[INPUT FOR THIS TASK]
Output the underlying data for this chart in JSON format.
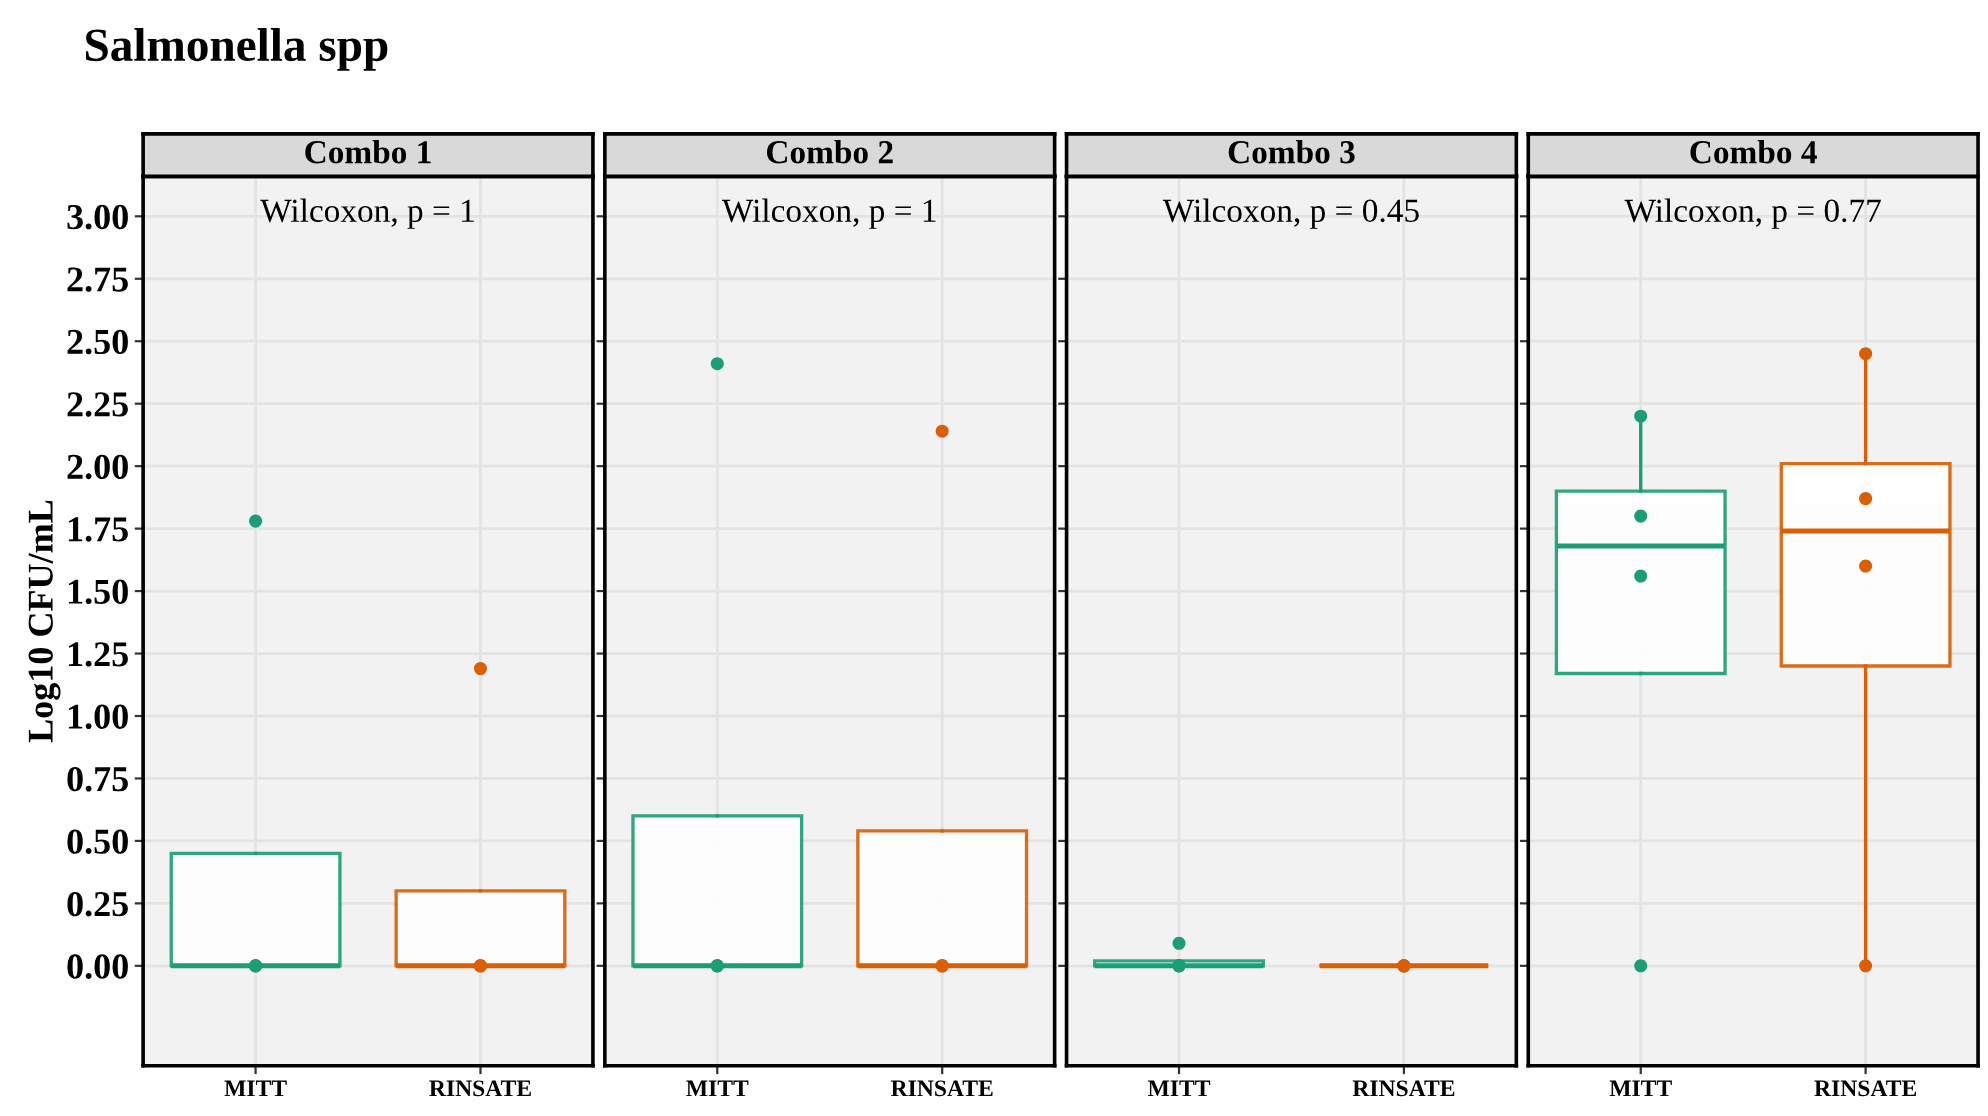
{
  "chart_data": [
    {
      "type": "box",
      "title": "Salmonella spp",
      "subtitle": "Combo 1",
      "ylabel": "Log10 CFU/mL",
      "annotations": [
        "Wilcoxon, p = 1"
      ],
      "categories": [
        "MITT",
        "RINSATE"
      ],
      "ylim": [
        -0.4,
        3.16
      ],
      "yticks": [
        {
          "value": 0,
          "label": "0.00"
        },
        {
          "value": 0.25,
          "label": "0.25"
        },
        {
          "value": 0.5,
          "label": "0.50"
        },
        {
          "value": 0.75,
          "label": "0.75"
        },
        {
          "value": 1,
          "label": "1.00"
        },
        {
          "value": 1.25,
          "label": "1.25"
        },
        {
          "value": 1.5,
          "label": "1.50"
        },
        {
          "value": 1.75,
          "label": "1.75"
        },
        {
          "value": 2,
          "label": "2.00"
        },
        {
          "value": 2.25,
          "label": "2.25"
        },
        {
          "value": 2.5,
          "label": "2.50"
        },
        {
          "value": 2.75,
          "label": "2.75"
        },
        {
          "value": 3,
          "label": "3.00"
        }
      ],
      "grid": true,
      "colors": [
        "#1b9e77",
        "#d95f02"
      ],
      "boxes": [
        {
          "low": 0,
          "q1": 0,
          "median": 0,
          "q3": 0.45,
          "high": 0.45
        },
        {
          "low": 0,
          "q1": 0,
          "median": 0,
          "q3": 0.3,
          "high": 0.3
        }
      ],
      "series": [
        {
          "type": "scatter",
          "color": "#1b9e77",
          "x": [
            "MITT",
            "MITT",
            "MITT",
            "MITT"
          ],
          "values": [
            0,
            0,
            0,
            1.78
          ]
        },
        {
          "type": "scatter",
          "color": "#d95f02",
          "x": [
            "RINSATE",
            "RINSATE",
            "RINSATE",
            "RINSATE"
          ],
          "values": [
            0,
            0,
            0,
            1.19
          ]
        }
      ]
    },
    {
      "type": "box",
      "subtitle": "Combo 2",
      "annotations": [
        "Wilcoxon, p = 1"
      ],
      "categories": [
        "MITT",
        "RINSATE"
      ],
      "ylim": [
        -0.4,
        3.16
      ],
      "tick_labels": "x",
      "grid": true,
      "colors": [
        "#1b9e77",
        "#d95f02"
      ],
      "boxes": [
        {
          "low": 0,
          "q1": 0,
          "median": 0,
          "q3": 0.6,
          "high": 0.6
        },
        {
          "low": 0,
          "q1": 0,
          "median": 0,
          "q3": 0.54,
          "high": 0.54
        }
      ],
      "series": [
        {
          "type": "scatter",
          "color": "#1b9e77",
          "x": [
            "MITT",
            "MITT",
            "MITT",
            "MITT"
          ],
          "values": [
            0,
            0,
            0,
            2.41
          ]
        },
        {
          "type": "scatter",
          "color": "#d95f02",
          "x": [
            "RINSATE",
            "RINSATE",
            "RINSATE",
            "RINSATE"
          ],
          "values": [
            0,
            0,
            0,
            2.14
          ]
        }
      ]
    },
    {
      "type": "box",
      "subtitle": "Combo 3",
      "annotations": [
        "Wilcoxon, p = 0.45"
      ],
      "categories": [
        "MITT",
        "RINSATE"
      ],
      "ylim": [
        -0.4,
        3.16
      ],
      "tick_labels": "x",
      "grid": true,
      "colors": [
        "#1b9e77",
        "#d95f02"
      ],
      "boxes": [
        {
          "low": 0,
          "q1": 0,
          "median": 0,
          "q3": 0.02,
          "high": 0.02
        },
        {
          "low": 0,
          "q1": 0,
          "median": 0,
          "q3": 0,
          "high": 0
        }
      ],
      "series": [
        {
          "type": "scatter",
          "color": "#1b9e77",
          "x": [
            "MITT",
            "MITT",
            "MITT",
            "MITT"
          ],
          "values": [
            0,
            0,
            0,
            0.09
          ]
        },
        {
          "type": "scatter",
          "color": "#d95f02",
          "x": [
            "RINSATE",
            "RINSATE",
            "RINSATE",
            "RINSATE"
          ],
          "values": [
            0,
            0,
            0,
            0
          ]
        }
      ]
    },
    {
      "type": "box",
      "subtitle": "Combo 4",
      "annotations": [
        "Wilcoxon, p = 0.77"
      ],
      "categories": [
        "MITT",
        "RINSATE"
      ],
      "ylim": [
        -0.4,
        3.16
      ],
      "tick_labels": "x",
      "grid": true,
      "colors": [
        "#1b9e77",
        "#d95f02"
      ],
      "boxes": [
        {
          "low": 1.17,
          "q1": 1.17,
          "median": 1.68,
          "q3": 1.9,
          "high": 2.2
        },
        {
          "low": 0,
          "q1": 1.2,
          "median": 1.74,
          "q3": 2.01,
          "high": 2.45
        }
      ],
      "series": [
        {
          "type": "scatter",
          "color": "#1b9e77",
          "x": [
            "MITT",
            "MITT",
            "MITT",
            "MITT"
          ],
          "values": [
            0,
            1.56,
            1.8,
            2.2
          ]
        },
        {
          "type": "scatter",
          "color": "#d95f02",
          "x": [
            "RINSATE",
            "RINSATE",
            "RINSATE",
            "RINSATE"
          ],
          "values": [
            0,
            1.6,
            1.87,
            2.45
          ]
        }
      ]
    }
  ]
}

[EXERCISE DIRECTIONS] Reproduce the data verbatim. Do not carry any picture into the copy.

[REPLY TO THE EXERCISE]
Output the underlying data for this chart in JSON format.
{
  "chart_data": [
    {
      "type": "box",
      "title": "Salmonella spp",
      "subtitle": "Combo 1",
      "ylabel": "Log10 CFU/mL",
      "annotations": [
        "Wilcoxon, p = 1"
      ],
      "categories": [
        "MITT",
        "RINSATE"
      ],
      "ylim": [
        -0.4,
        3.16
      ],
      "yticks": [
        {
          "value": 0,
          "label": "0.00"
        },
        {
          "value": 0.25,
          "label": "0.25"
        },
        {
          "value": 0.5,
          "label": "0.50"
        },
        {
          "value": 0.75,
          "label": "0.75"
        },
        {
          "value": 1,
          "label": "1.00"
        },
        {
          "value": 1.25,
          "label": "1.25"
        },
        {
          "value": 1.5,
          "label": "1.50"
        },
        {
          "value": 1.75,
          "label": "1.75"
        },
        {
          "value": 2,
          "label": "2.00"
        },
        {
          "value": 2.25,
          "label": "2.25"
        },
        {
          "value": 2.5,
          "label": "2.50"
        },
        {
          "value": 2.75,
          "label": "2.75"
        },
        {
          "value": 3,
          "label": "3.00"
        }
      ],
      "grid": true,
      "colors": [
        "#1b9e77",
        "#d95f02"
      ],
      "boxes": [
        {
          "low": 0,
          "q1": 0,
          "median": 0,
          "q3": 0.45,
          "high": 0.45
        },
        {
          "low": 0,
          "q1": 0,
          "median": 0,
          "q3": 0.3,
          "high": 0.3
        }
      ],
      "series": [
        {
          "type": "scatter",
          "color": "#1b9e77",
          "x": [
            "MITT",
            "MITT",
            "MITT",
            "MITT"
          ],
          "values": [
            0,
            0,
            0,
            1.78
          ]
        },
        {
          "type": "scatter",
          "color": "#d95f02",
          "x": [
            "RINSATE",
            "RINSATE",
            "RINSATE",
            "RINSATE"
          ],
          "values": [
            0,
            0,
            0,
            1.19
          ]
        }
      ]
    },
    {
      "type": "box",
      "subtitle": "Combo 2",
      "annotations": [
        "Wilcoxon, p = 1"
      ],
      "categories": [
        "MITT",
        "RINSATE"
      ],
      "ylim": [
        -0.4,
        3.16
      ],
      "tick_labels": "x",
      "grid": true,
      "colors": [
        "#1b9e77",
        "#d95f02"
      ],
      "boxes": [
        {
          "low": 0,
          "q1": 0,
          "median": 0,
          "q3": 0.6,
          "high": 0.6
        },
        {
          "low": 0,
          "q1": 0,
          "median": 0,
          "q3": 0.54,
          "high": 0.54
        }
      ],
      "series": [
        {
          "type": "scatter",
          "color": "#1b9e77",
          "x": [
            "MITT",
            "MITT",
            "MITT",
            "MITT"
          ],
          "values": [
            0,
            0,
            0,
            2.41
          ]
        },
        {
          "type": "scatter",
          "color": "#d95f02",
          "x": [
            "RINSATE",
            "RINSATE",
            "RINSATE",
            "RINSATE"
          ],
          "values": [
            0,
            0,
            0,
            2.14
          ]
        }
      ]
    },
    {
      "type": "box",
      "subtitle": "Combo 3",
      "annotations": [
        "Wilcoxon, p = 0.45"
      ],
      "categories": [
        "MITT",
        "RINSATE"
      ],
      "ylim": [
        -0.4,
        3.16
      ],
      "tick_labels": "x",
      "grid": true,
      "colors": [
        "#1b9e77",
        "#d95f02"
      ],
      "boxes": [
        {
          "low": 0,
          "q1": 0,
          "median": 0,
          "q3": 0.02,
          "high": 0.02
        },
        {
          "low": 0,
          "q1": 0,
          "median": 0,
          "q3": 0,
          "high": 0
        }
      ],
      "series": [
        {
          "type": "scatter",
          "color": "#1b9e77",
          "x": [
            "MITT",
            "MITT",
            "MITT",
            "MITT"
          ],
          "values": [
            0,
            0,
            0,
            0.09
          ]
        },
        {
          "type": "scatter",
          "color": "#d95f02",
          "x": [
            "RINSATE",
            "RINSATE",
            "RINSATE",
            "RINSATE"
          ],
          "values": [
            0,
            0,
            0,
            0
          ]
        }
      ]
    },
    {
      "type": "box",
      "subtitle": "Combo 4",
      "annotations": [
        "Wilcoxon, p = 0.77"
      ],
      "categories": [
        "MITT",
        "RINSATE"
      ],
      "ylim": [
        -0.4,
        3.16
      ],
      "tick_labels": "x",
      "grid": true,
      "colors": [
        "#1b9e77",
        "#d95f02"
      ],
      "boxes": [
        {
          "low": 1.17,
          "q1": 1.17,
          "median": 1.68,
          "q3": 1.9,
          "high": 2.2
        },
        {
          "low": 0,
          "q1": 1.2,
          "median": 1.74,
          "q3": 2.01,
          "high": 2.45
        }
      ],
      "series": [
        {
          "type": "scatter",
          "color": "#1b9e77",
          "x": [
            "MITT",
            "MITT",
            "MITT",
            "MITT"
          ],
          "values": [
            0,
            1.56,
            1.8,
            2.2
          ]
        },
        {
          "type": "scatter",
          "color": "#d95f02",
          "x": [
            "RINSATE",
            "RINSATE",
            "RINSATE",
            "RINSATE"
          ],
          "values": [
            0,
            1.6,
            1.87,
            2.45
          ]
        }
      ]
    }
  ]
}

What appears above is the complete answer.